__EXERCISE OBJECTIVE__
Quote every entry word for word.

════════════════

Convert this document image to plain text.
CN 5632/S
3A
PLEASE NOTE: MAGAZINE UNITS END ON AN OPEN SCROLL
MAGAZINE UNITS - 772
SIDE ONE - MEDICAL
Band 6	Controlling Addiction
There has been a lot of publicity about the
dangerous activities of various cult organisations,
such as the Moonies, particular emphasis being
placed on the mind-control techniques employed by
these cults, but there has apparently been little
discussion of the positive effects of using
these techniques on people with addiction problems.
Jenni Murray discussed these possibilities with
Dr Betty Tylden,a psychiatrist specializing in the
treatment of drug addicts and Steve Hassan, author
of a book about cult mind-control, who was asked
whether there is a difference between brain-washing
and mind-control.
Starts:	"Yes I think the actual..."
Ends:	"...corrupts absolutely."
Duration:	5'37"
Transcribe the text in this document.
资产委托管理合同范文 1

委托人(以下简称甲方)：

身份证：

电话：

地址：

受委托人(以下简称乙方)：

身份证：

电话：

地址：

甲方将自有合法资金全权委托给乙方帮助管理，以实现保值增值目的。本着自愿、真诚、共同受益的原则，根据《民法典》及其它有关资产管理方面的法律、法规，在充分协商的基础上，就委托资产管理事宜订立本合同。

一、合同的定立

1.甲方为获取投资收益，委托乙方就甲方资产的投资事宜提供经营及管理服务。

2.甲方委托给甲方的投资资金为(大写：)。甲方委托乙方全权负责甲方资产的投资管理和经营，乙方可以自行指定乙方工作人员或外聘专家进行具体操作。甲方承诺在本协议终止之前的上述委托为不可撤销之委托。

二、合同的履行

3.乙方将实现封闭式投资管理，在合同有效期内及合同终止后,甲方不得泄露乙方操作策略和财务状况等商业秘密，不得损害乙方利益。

════════════════

__SOLUTION TO THE PROBLEM__
Convert this document image to plain text.
CN 5632/S
3A
PLEASE NOTE: MAGAZINE UNITS END ON AN OPEN SCROLL
MAGAZINE UNITS - 772
SIDE ONE - MEDICAL
Band 6	Controlling Addiction
There has been a lot of publicity about the
dangerous activities of various cult organisations,
such as the Moonies, particular emphasis being
placed on the mind-control techniques employed by
these cults, but there has apparently been little
discussion of the positive effects of using
these techniques on people with addiction problems.
Jenni Murray discussed these possibilities with
Dr Betty Tylden,a psychiatrist specializing in the
treatment of drug addicts and Steve Hassan, author
of a book about cult mind-control, who was asked
whether there is a difference between brain-washing
and mind-control.
Starts:	"Yes I think the actual..."
Ends:	"...corrupts absolutely."
Duration:	5'37"
Transcribe the text in this document.
资产委托管理合同范文 1

委托人(以下简称甲方)：

身份证：

电话：

地址：

受委托人(以下简称乙方)：

身份证：

电话：

地址：

甲方将自有合法资金全权委托给乙方帮助管理，以实现保值增值目的。本着自愿、真诚、共同受益的原则，根据《民法典》及其它有关资产管理方面的法律、法规，在充分协商的基础上，就委托资产管理事宜订立本合同。

一、合同的定立

1.甲方为获取投资收益，委托乙方就甲方资产的投资事宜提供经营及管理服务。

2.甲方委托给甲方的投资资金为(大写：)。甲方委托乙方全权负责甲方资产的投资管理和经营，乙方可以自行指定乙方工作人员或外聘专家进行具体操作。甲方承诺在本协议终止之前的上述委托为不可撤销之委托。

二、合同的履行

3.乙方将实现封闭式投资管理，在合同有效期内及合同终止后,甲方不得泄露乙方操作策略和财务状况等商业秘密，不得损害乙方利益。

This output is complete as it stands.